_STATED GOAL 1_
Copy the stretch of the parliamentary report from "The new Chancellor's" through "to bring in?" word for word.

_TEXT PASSAGE_
The new Chancellor's reputation as a pugnacious dispatch box performer had raised expectations of a bruising exchange with Gordon Brown, his Labour shadow. But for those anticipating blood, the encounter was a disappointment.
Mr Brown asked what changes Mr Clarke was going to make, having admitted the trade deficit was a problem. 'Now the Chancellor has said at the Mansion House that achieving higher levels of growth is his objective, will he tell us the investment and employment measures that he will seek to bring in?
'Now the Prime Minister has changed the Chancellor, will the Chancellor now announce the detailed changes in policy so that the country can see action instead of just words?'
Tory backbenchers were hoping for a brutal put-down of the 'go away, lie down in a dark room, keep taking the tablets' vintage that Mr Clarke used a month ago, as Home Secretary, to demolish Robert Maclennan, the Liberal Democrat.
But the Chancellor said, without biting, that he had no intention of pre-empting the work of Michael Heseltine, President of the Board of Trade, or David Hunt, Secretary of State for Employment. 'All three of us are going to work in the same direction. My next major contribution will, no doubt, be in November's Budget. But I can assure Mr Brown that he is going to find he is facing a business-friendly government that does take specific measures to sustain British industry and commerce in the recovery it is already beginning to make.'
With Mr Clarke and Michael Portillo, Chief Secretary to the Treasury, fresh from a Cabinet meeting on cutting the pounds 50bn public sector borrowing requirement, there was further pressure from Labour on the threat to invalidity benefit - met by the standard cry of 'scaremongering' - and suggestions from Tory backbenchers on where the axe should fall.
Toby Jessel, MP for Twickenham, urged that the NHS stop removing tattoos. From an altogether loftier plane, Sir Peter Tapsell, stockbroker, adviser to banks and MP for the rural backwater of East Lindsey, observed that Mr Clarke was the 13th Chancellor he had questioned.
'May I confidently express the hope that he will have a happier tenure of office than his 12 predecessors. And before his officials and advisers have time to bemuse him with contradictory economic theories and dogma, may I respectfully suggest to him that he take a firm grasp of the basic proposition that, if we had a large surplus on our balance of payments, it would not matter if we had a large public sector borrowing requirement - ie the balance of payments is the critical statistic, so he was absolutely right in his Guildhall speech to stress the importance of helping British industry.'
The 26,100 fall in unemployment was welcomed by John Major at Question Time, though he conceded the total remained too high - at 2,913,800. Labour did not just talk British industry down but given the chance would 'do it in'. Opposition MPs shouted 'boring' as the Prime Minister recited a list of woes Labour would heap on employers - minimum wages, the cost of the Social Chapter and the legalisation 'yet again' of flying pickets. 'They may regard it as boring; employers regard it as a job destruction programme.'
Ministry of Defence civilians who work in support of the Royal Navy reserves may think much the same of the deep cuts in Britain's reserve forces announced to the House by Malcolm Rifkind, Secretary of State for Defence. The 2,700-strong Royal Naval Auxiliary Service is to be disbanded and Royal Naval Reserve strength cut from 4,700 to 3,500; up to 200 civilian jobs will go.

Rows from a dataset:
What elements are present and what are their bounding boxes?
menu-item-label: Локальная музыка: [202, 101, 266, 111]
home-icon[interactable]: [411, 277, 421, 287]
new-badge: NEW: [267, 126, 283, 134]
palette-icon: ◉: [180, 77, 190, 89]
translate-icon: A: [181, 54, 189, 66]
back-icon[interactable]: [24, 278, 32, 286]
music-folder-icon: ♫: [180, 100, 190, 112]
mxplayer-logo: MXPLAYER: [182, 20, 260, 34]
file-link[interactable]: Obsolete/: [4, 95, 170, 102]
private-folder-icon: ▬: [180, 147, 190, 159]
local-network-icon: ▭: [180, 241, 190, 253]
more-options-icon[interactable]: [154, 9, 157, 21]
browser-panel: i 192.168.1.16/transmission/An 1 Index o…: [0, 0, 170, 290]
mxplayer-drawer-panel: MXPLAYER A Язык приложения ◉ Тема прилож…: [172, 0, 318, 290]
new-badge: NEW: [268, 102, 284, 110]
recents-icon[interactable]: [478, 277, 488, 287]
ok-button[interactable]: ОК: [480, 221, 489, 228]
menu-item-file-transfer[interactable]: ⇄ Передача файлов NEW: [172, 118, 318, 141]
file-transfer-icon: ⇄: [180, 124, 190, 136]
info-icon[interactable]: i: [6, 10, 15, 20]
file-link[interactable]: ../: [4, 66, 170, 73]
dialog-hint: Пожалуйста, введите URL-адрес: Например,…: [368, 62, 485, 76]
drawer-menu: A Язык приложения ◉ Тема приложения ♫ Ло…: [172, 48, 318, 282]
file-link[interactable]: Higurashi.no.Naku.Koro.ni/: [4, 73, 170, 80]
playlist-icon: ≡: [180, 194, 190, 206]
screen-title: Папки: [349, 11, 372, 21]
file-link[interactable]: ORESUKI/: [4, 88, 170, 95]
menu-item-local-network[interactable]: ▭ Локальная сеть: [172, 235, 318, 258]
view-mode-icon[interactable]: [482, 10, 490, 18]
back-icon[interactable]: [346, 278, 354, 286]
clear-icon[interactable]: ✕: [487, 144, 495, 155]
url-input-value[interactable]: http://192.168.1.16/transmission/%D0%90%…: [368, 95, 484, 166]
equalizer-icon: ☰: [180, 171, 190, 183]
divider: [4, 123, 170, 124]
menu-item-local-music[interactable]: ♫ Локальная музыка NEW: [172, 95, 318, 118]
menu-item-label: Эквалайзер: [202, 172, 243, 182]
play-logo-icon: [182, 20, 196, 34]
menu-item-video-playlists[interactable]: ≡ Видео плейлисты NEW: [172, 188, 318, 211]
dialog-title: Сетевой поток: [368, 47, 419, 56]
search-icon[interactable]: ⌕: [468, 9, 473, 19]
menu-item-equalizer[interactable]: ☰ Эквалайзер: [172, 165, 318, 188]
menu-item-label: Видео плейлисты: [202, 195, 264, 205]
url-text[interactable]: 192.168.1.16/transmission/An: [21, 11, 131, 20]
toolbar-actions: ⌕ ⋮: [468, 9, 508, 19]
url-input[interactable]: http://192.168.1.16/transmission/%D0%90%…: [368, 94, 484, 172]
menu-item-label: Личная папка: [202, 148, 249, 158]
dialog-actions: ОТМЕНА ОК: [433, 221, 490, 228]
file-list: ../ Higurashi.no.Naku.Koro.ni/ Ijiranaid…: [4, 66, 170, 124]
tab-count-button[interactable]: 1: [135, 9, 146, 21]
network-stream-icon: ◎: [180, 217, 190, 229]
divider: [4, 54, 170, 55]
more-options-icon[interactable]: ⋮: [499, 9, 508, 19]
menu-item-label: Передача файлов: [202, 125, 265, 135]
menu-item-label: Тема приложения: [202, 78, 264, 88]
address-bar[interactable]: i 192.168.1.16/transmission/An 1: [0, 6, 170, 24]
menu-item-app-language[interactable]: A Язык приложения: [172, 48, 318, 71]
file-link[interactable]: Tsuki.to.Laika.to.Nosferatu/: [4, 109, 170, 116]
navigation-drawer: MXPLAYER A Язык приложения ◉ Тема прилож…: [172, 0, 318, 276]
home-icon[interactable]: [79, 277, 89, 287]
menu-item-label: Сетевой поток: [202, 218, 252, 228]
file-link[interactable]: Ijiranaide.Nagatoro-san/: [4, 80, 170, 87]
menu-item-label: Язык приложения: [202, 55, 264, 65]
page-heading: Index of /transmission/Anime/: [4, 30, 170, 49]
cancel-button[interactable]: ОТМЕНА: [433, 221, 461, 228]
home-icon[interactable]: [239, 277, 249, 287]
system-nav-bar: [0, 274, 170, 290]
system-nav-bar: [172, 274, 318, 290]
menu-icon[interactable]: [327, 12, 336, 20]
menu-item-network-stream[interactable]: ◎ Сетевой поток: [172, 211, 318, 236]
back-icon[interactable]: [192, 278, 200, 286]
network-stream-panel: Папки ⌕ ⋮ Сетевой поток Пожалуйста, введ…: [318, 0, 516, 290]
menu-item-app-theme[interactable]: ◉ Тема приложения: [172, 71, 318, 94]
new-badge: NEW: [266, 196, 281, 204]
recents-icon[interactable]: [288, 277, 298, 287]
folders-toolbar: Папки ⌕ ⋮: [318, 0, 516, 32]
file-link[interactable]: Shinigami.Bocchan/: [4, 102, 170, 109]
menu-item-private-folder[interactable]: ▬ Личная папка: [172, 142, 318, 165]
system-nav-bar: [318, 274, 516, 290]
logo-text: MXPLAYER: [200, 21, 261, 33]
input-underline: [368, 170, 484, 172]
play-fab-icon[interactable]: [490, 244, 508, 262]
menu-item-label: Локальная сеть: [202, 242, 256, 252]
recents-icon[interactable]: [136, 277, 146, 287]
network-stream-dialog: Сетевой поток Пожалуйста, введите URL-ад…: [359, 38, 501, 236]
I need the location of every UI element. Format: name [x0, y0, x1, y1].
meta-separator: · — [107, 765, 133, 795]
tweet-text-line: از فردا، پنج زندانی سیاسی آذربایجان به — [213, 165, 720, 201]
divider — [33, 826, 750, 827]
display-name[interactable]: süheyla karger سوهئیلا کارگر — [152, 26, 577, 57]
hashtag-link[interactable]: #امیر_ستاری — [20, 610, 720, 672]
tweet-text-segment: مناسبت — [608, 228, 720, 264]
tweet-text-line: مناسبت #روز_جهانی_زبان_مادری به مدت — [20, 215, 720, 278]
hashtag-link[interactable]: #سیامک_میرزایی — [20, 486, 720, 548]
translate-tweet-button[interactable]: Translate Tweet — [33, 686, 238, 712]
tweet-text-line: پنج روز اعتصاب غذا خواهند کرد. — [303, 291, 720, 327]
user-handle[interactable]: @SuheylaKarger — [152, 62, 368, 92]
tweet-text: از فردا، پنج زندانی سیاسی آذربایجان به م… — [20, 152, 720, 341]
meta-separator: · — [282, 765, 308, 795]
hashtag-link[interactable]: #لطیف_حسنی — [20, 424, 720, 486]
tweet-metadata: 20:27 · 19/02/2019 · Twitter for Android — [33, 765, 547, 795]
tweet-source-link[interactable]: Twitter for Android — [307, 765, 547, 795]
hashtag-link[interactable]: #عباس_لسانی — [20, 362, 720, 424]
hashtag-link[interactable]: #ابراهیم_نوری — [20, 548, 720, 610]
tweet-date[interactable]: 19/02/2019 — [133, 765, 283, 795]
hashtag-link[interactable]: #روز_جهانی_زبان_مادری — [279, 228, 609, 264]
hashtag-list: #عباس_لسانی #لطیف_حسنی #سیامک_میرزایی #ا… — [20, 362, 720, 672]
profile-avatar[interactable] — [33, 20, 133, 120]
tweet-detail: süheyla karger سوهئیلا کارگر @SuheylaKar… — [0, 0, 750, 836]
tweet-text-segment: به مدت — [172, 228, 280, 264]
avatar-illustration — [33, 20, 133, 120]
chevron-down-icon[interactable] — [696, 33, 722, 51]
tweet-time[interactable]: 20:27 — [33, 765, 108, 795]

_STATED GOAL 2_
Repeat the rows word for word, from the first one through the line containing "browser-panel: i 192.168.1.16/transmission/An", and include nothing else.

_TASK OUTPUT 1_
The new Chancellor's reputation as a pugnacious dispatch box performer had raised expectations of a bruising exchange with Gordon Brown, his Labour shadow. But for those anticipating blood, the encounter was a disappointment.
Mr Brown asked what changes Mr Clarke was going to make, having admitted the trade deficit was a problem. 'Now the Chancellor has said at the Mansion House that achieving higher levels of growth is his objective, will he tell us the investment and employment measures that he will seek to bring in?

_TASK OUTPUT 2_
What elements are present and what are their bounding boxes?
menu-item-label: Локальная музыка: [202, 101, 266, 111]
home-icon[interactable]: [411, 277, 421, 287]
new-badge: NEW: [267, 126, 283, 134]
palette-icon: ◉: [180, 77, 190, 89]
translate-icon: A: [181, 54, 189, 66]
back-icon[interactable]: [24, 278, 32, 286]
music-folder-icon: ♫: [180, 100, 190, 112]
mxplayer-logo: MXPLAYER: [182, 20, 260, 34]
file-link[interactable]: Obsolete/: [4, 95, 170, 102]
private-folder-icon: ▬: [180, 147, 190, 159]
local-network-icon: ▭: [180, 241, 190, 253]
more-options-icon[interactable]: [154, 9, 157, 21]
browser-panel: i 192.168.1.16/transmission/An 1 Index o…: [0, 0, 170, 290]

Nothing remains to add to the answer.